» Challenge
Reproduce the rows below verbatim, from the first row through the one containing "long-bar[interactable] <box>150 216", with both of those rows included.

» Given data
++++++++++++++++++++
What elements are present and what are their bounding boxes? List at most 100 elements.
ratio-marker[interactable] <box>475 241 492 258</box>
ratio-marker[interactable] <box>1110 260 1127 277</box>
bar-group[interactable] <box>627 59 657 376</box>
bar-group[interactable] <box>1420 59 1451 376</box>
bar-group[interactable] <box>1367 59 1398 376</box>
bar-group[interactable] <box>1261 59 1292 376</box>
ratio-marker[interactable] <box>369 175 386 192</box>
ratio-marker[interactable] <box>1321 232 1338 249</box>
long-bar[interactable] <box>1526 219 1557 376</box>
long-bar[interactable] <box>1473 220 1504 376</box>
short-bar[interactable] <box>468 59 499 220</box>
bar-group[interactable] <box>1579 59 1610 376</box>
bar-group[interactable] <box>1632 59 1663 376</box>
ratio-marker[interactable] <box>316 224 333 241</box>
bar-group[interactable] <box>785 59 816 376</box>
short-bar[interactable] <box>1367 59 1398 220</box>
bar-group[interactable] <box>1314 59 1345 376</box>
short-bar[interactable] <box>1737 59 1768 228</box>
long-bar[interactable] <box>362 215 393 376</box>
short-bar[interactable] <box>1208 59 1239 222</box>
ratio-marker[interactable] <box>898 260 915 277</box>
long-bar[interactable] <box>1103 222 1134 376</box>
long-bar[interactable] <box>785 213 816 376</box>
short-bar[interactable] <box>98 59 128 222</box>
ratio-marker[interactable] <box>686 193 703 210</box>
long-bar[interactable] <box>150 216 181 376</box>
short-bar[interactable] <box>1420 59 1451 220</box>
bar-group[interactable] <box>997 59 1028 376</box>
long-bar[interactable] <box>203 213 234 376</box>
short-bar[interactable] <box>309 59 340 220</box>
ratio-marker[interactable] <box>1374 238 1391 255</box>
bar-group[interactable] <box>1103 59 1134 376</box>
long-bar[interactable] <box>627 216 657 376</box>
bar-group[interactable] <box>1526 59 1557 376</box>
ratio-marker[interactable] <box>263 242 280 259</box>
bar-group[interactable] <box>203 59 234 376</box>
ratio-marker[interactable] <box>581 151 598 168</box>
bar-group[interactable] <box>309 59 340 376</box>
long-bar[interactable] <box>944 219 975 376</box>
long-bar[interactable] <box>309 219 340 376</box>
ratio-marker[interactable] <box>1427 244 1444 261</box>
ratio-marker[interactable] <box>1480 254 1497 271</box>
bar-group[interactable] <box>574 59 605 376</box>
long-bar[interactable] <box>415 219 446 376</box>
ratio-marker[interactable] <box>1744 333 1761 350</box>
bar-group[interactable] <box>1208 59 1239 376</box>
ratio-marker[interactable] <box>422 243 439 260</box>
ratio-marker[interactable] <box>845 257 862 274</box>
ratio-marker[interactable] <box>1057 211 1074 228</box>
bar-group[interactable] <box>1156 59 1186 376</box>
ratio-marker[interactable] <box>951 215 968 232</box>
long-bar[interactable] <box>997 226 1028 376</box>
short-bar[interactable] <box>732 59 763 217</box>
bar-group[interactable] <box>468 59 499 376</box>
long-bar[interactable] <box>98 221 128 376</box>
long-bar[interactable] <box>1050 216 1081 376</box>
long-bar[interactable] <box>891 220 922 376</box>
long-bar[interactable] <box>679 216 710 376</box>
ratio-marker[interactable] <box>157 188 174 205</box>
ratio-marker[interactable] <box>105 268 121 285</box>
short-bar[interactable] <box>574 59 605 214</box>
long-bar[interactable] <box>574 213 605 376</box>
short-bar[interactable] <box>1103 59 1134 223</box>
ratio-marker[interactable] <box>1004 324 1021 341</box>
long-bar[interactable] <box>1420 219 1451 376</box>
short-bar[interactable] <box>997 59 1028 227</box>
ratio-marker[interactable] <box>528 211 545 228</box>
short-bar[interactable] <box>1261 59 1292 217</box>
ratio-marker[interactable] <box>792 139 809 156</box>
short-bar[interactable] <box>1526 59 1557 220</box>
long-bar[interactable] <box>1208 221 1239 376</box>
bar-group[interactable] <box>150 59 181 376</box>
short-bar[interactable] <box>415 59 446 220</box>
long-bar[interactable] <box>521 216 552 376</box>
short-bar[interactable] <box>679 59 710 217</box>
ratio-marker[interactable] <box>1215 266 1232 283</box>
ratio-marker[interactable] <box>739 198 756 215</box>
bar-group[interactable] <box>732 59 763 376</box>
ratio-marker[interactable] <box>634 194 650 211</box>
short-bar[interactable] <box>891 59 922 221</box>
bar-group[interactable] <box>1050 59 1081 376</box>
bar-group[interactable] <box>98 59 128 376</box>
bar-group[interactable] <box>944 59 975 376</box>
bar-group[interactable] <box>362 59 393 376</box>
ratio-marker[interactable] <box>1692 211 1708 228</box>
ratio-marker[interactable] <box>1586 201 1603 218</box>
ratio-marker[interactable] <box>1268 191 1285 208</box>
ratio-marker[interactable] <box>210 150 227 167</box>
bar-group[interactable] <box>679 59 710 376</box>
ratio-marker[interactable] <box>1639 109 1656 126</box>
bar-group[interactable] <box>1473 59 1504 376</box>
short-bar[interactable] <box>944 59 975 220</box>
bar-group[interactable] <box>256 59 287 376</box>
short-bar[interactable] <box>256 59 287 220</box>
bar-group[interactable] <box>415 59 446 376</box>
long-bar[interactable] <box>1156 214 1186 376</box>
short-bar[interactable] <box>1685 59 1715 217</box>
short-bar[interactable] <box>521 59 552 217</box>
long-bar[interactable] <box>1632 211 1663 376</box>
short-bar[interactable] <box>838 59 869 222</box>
++++++++++++++++++++
» Exercise output
What elements are present and what are their bounding boxes? List at most 100 elements.
ratio-marker[interactable] <box>475 241 492 258</box>
ratio-marker[interactable] <box>1110 260 1127 277</box>
bar-group[interactable] <box>627 59 657 376</box>
bar-group[interactable] <box>1420 59 1451 376</box>
bar-group[interactable] <box>1367 59 1398 376</box>
bar-group[interactable] <box>1261 59 1292 376</box>
ratio-marker[interactable] <box>369 175 386 192</box>
ratio-marker[interactable] <box>1321 232 1338 249</box>
long-bar[interactable] <box>1526 219 1557 376</box>
long-bar[interactable] <box>1473 220 1504 376</box>
short-bar[interactable] <box>468 59 499 220</box>
bar-group[interactable] <box>1579 59 1610 376</box>
bar-group[interactable] <box>1632 59 1663 376</box>
ratio-marker[interactable] <box>316 224 333 241</box>
bar-group[interactable] <box>785 59 816 376</box>
short-bar[interactable] <box>1367 59 1398 220</box>
bar-group[interactable] <box>1314 59 1345 376</box>
short-bar[interactable] <box>1737 59 1768 228</box>
long-bar[interactable] <box>362 215 393 376</box>
short-bar[interactable] <box>1208 59 1239 222</box>
ratio-marker[interactable] <box>898 260 915 277</box>
long-bar[interactable] <box>1103 222 1134 376</box>
long-bar[interactable] <box>785 213 816 376</box>
short-bar[interactable] <box>98 59 128 222</box>
ratio-marker[interactable] <box>686 193 703 210</box>
long-bar[interactable] <box>150 216 181 376</box>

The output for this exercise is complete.